◆ Exercise ◆
Reproduce every line of the records below word for word, omitting the pictures.

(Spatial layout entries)

== == ==

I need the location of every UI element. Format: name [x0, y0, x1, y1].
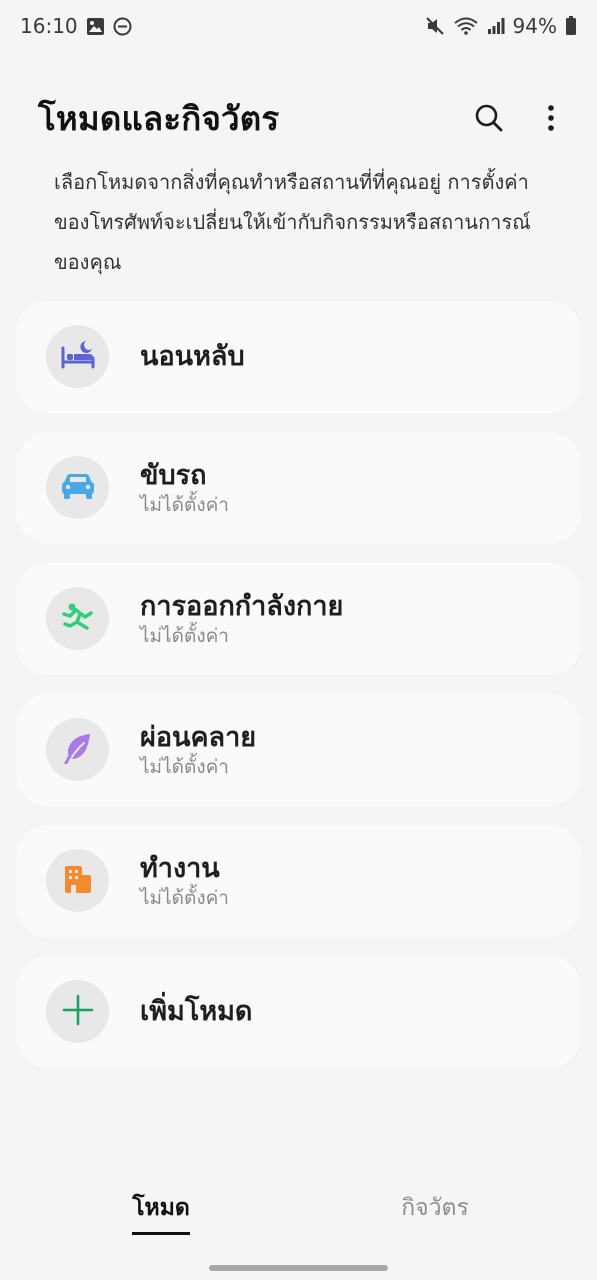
- mode-status: ไม่ได้ตั้งค่า: [140, 887, 229, 909]
- battery-percent: 94%: [512, 14, 557, 38]
- battery-icon: [565, 16, 577, 36]
- description-text: เลือกโหมดจากสิ่งที่คุณทำหรือสถานที่ที่คุ…: [54, 170, 531, 274]
- status-time: 16:10: [20, 14, 78, 38]
- mode-icon-bg: [46, 325, 109, 388]
- home-indicator[interactable]: [209, 1265, 388, 1271]
- mute-icon: [425, 16, 445, 36]
- tab-modes[interactable]: โหมด: [132, 1190, 190, 1235]
- mode-icon-bg: [46, 456, 109, 519]
- mode-text: เพิ่มโหมด: [140, 956, 252, 1068]
- mode-title: ทำงาน: [140, 853, 220, 884]
- signal-icon: [487, 17, 505, 35]
- mode-icon-bg: [46, 718, 109, 781]
- mode-text: นอนหลับ: [140, 301, 245, 413]
- mode-text: ผ่อนคลาย ไม่ได้ตั้งค่า: [140, 694, 256, 806]
- bed-moon-icon: [61, 340, 95, 374]
- mode-text: ขับรถ ไม่ได้ตั้งค่า: [140, 432, 229, 544]
- mode-title: นอนหลับ: [140, 341, 245, 372]
- mode-icon-bg: [46, 849, 109, 912]
- more-options-icon[interactable]: [533, 100, 569, 136]
- plus-icon: [62, 994, 94, 1030]
- mode-card-sleep[interactable]: นอนหลับ: [16, 301, 581, 413]
- wifi-icon: [453, 16, 479, 36]
- mode-status: ไม่ได้ตั้งค่า: [140, 756, 229, 778]
- mode-card-relax[interactable]: ผ่อนคลาย ไม่ได้ตั้งค่า: [16, 694, 581, 806]
- mode-title: ผ่อนคลาย: [140, 722, 257, 753]
- page-title: โหมดและกิจวัตร: [38, 98, 280, 138]
- car-icon: [61, 472, 95, 504]
- mode-icon-bg: [46, 587, 109, 650]
- search-icon[interactable]: [471, 100, 507, 136]
- header: โหมดและกิจวัตร: [38, 90, 569, 146]
- mode-status: ไม่ได้ตั้งค่า: [140, 494, 229, 516]
- status-bar: 16:10 94%: [0, 0, 597, 52]
- mode-card-driving[interactable]: ขับรถ ไม่ได้ตั้งค่า: [16, 432, 581, 544]
- mode-card-exercise[interactable]: การออกกำลังกาย ไม่ได้ตั้งค่า: [16, 563, 581, 675]
- status-right: 94%: [425, 14, 577, 38]
- leaf-icon: [63, 732, 93, 768]
- add-mode-button[interactable]: เพิ่มโหมด: [16, 956, 581, 1068]
- gallery-icon: [86, 17, 105, 36]
- mode-text: ทำงาน ไม่ได้ตั้งค่า: [140, 825, 229, 937]
- mode-card-work[interactable]: ทำงาน ไม่ได้ตั้งค่า: [16, 825, 581, 937]
- dnd-icon: [113, 17, 132, 36]
- mode-text: การออกกำลังกาย ไม่ได้ตั้งค่า: [140, 563, 343, 675]
- header-actions: [471, 100, 569, 136]
- running-icon: [60, 602, 96, 636]
- mode-icon-bg: [46, 980, 109, 1043]
- add-mode-label: เพิ่มโหมด: [140, 996, 253, 1027]
- mode-title: ขับรถ: [140, 460, 207, 491]
- bottom-tab-bar: โหมด กิจวัตร: [0, 1190, 597, 1240]
- mode-title: การออกกำลังกาย: [140, 591, 344, 622]
- tab-routines[interactable]: กิจวัตร: [400, 1190, 470, 1226]
- building-icon: [63, 864, 93, 898]
- mode-status: ไม่ได้ตั้งค่า: [140, 625, 229, 647]
- status-left: 16:10: [20, 14, 132, 38]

== == ==

◆ Written response ◆
I need the location of every UI element. Format: name [x0, y0, x1, y1].
- mode-status: ไม่ได้ตั้งค่า: [140, 887, 229, 909]
- battery-percent: 94%: [512, 14, 557, 38]
- battery-icon: [565, 16, 577, 36]
- description-text: เลือกโหมดจากสิ่งที่คุณทำหรือสถานที่ที่คุ…: [54, 170, 531, 274]
- status-time: 16:10: [20, 14, 78, 38]
- mode-icon-bg: [46, 325, 109, 388]
- home-indicator[interactable]: [209, 1265, 388, 1271]
- mute-icon: [425, 16, 445, 36]
- tab-modes[interactable]: โหมด: [132, 1190, 190, 1235]
- mode-icon-bg: [46, 456, 109, 519]
- mode-text: เพิ่มโหมด: [140, 956, 252, 1068]
- mode-title: ทำงาน: [140, 853, 220, 884]
- signal-icon: [487, 17, 505, 35]
- mode-icon-bg: [46, 718, 109, 781]
- mode-text: นอนหลับ: [140, 301, 245, 413]
- mode-text: ผ่อนคลาย ไม่ได้ตั้งค่า: [140, 694, 256, 806]
- bed-moon-icon: [61, 340, 95, 374]
- mode-text: ขับรถ ไม่ได้ตั้งค่า: [140, 432, 229, 544]
- mode-title: นอนหลับ: [140, 341, 245, 372]
- mode-icon-bg: [46, 849, 109, 912]
- more-options-icon[interactable]: [533, 100, 569, 136]
- plus-icon: [62, 994, 94, 1030]
- mode-card-sleep[interactable]: นอนหลับ: [16, 301, 581, 413]
- wifi-icon: [453, 16, 479, 36]
- mode-status: ไม่ได้ตั้งค่า: [140, 756, 229, 778]
- mode-card-relax[interactable]: ผ่อนคลาย ไม่ได้ตั้งค่า: [16, 694, 581, 806]
- mode-title: ผ่อนคลาย: [140, 722, 257, 753]
- page-title: โหมดและกิจวัตร: [38, 98, 280, 138]
- car-icon: [61, 472, 95, 504]
- mode-icon-bg: [46, 587, 109, 650]
- search-icon[interactable]: [471, 100, 507, 136]
- header: โหมดและกิจวัตร: [38, 90, 569, 146]
- mode-status: ไม่ได้ตั้งค่า: [140, 494, 229, 516]
- status-bar: 16:10 94%: [0, 0, 597, 52]
- mode-card-driving[interactable]: ขับรถ ไม่ได้ตั้งค่า: [16, 432, 581, 544]
- mode-card-exercise[interactable]: การออกกำลังกาย ไม่ได้ตั้งค่า: [16, 563, 581, 675]
- status-right: 94%: [425, 14, 577, 38]
- leaf-icon: [63, 732, 93, 768]
- add-mode-button[interactable]: เพิ่มโหมด: [16, 956, 581, 1068]
- gallery-icon: [86, 17, 105, 36]
- mode-text: ทำงาน ไม่ได้ตั้งค่า: [140, 825, 229, 937]
- mode-card-work[interactable]: ทำงาน ไม่ได้ตั้งค่า: [16, 825, 581, 937]
- dnd-icon: [113, 17, 132, 36]
- mode-text: การออกกำลังกาย ไม่ได้ตั้งค่า: [140, 563, 343, 675]
- header-actions: [471, 100, 569, 136]
- running-icon: [60, 602, 96, 636]
- mode-icon-bg: [46, 980, 109, 1043]
- add-mode-label: เพิ่มโหมด: [140, 996, 253, 1027]
- mode-title: ขับรถ: [140, 460, 207, 491]
- bottom-tab-bar: โหมด กิจวัตร: [0, 1190, 597, 1240]
- mode-title: การออกกำลังกาย: [140, 591, 344, 622]
- tab-routines[interactable]: กิจวัตร: [400, 1190, 470, 1226]
- building-icon: [63, 864, 93, 898]
- mode-status: ไม่ได้ตั้งค่า: [140, 625, 229, 647]
- status-left: 16:10: [20, 14, 132, 38]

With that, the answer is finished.